To do: Skip all pictures, then print the remaining material exactly.

Records shown:
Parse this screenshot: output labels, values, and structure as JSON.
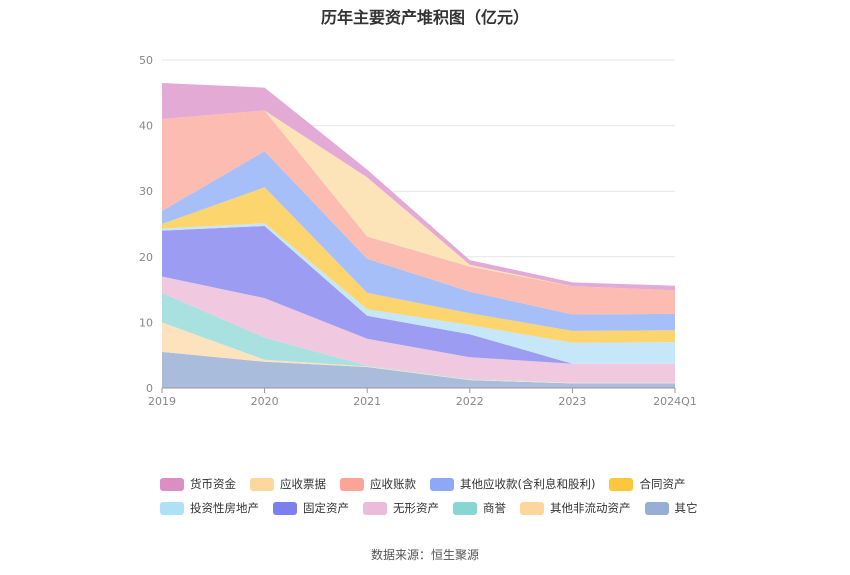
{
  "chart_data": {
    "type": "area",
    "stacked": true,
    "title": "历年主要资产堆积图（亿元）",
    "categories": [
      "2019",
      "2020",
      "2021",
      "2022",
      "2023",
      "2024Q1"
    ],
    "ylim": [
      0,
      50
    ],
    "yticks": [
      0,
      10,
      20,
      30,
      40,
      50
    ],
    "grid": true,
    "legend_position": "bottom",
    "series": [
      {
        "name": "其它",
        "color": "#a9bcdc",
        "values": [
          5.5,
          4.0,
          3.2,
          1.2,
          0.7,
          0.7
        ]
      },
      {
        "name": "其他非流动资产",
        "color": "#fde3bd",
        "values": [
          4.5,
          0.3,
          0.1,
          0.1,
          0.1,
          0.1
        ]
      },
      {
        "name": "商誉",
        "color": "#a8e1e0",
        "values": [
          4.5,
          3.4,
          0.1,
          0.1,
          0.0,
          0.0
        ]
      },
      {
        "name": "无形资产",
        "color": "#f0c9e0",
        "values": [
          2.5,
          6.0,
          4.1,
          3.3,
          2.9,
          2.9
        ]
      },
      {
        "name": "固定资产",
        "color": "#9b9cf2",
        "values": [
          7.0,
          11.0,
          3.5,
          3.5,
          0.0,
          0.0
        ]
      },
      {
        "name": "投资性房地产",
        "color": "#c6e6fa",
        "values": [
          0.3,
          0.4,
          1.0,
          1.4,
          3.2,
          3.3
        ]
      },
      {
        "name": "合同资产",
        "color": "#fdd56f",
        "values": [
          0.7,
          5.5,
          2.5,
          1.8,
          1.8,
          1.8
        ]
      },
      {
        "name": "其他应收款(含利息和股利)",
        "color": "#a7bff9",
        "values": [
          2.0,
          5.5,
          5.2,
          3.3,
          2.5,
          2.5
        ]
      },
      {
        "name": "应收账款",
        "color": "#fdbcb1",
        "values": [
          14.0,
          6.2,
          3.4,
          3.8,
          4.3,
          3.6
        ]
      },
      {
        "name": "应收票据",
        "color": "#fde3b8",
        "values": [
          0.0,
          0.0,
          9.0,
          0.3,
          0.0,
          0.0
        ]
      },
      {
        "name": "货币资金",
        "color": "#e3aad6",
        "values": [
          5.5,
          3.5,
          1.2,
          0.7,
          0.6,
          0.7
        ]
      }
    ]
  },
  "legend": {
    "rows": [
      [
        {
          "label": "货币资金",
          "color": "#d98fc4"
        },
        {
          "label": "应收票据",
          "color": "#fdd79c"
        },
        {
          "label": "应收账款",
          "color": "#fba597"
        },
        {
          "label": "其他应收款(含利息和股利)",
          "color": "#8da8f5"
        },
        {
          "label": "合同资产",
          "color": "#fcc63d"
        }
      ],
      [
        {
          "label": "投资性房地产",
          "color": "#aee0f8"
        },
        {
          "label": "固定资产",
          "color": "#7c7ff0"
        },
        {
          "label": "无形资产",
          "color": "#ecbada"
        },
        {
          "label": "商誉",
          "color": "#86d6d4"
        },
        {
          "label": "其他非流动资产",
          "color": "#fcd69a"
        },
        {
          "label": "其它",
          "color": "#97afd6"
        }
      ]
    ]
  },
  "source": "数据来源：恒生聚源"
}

Complete response:
Parse this screenshot: output labels, values, and structure as JSON.
{
  "chart_data": {
    "type": "area",
    "stacked": true,
    "title": "历年主要资产堆积图（亿元）",
    "categories": [
      "2019",
      "2020",
      "2021",
      "2022",
      "2023",
      "2024Q1"
    ],
    "ylim": [
      0,
      50
    ],
    "yticks": [
      0,
      10,
      20,
      30,
      40,
      50
    ],
    "grid": true,
    "legend_position": "bottom",
    "series": [
      {
        "name": "其它",
        "color": "#a9bcdc",
        "values": [
          5.5,
          4.0,
          3.2,
          1.2,
          0.7,
          0.7
        ]
      },
      {
        "name": "其他非流动资产",
        "color": "#fde3bd",
        "values": [
          4.5,
          0.3,
          0.1,
          0.1,
          0.1,
          0.1
        ]
      },
      {
        "name": "商誉",
        "color": "#a8e1e0",
        "values": [
          4.5,
          3.4,
          0.1,
          0.1,
          0.0,
          0.0
        ]
      },
      {
        "name": "无形资产",
        "color": "#f0c9e0",
        "values": [
          2.5,
          6.0,
          4.1,
          3.3,
          2.9,
          2.9
        ]
      },
      {
        "name": "固定资产",
        "color": "#9b9cf2",
        "values": [
          7.0,
          11.0,
          3.5,
          3.5,
          0.0,
          0.0
        ]
      },
      {
        "name": "投资性房地产",
        "color": "#c6e6fa",
        "values": [
          0.3,
          0.4,
          1.0,
          1.4,
          3.2,
          3.3
        ]
      },
      {
        "name": "合同资产",
        "color": "#fdd56f",
        "values": [
          0.7,
          5.5,
          2.5,
          1.8,
          1.8,
          1.8
        ]
      },
      {
        "name": "其他应收款(含利息和股利)",
        "color": "#a7bff9",
        "values": [
          2.0,
          5.5,
          5.2,
          3.3,
          2.5,
          2.5
        ]
      },
      {
        "name": "应收账款",
        "color": "#fdbcb1",
        "values": [
          14.0,
          6.2,
          3.4,
          3.8,
          4.3,
          3.6
        ]
      },
      {
        "name": "应收票据",
        "color": "#fde3b8",
        "values": [
          0.0,
          0.0,
          9.0,
          0.3,
          0.0,
          0.0
        ]
      },
      {
        "name": "货币资金",
        "color": "#e3aad6",
        "values": [
          5.5,
          3.5,
          1.2,
          0.7,
          0.6,
          0.7
        ]
      }
    ]
  },
  "legend": {
    "rows": [
      [
        {
          "label": "货币资金",
          "color": "#d98fc4"
        },
        {
          "label": "应收票据",
          "color": "#fdd79c"
        },
        {
          "label": "应收账款",
          "color": "#fba597"
        },
        {
          "label": "其他应收款(含利息和股利)",
          "color": "#8da8f5"
        },
        {
          "label": "合同资产",
          "color": "#fcc63d"
        }
      ],
      [
        {
          "label": "投资性房地产",
          "color": "#aee0f8"
        },
        {
          "label": "固定资产",
          "color": "#7c7ff0"
        },
        {
          "label": "无形资产",
          "color": "#ecbada"
        },
        {
          "label": "商誉",
          "color": "#86d6d4"
        },
        {
          "label": "其他非流动资产",
          "color": "#fcd69a"
        },
        {
          "label": "其它",
          "color": "#97afd6"
        }
      ]
    ]
  },
  "source": "数据来源：恒生聚源"
}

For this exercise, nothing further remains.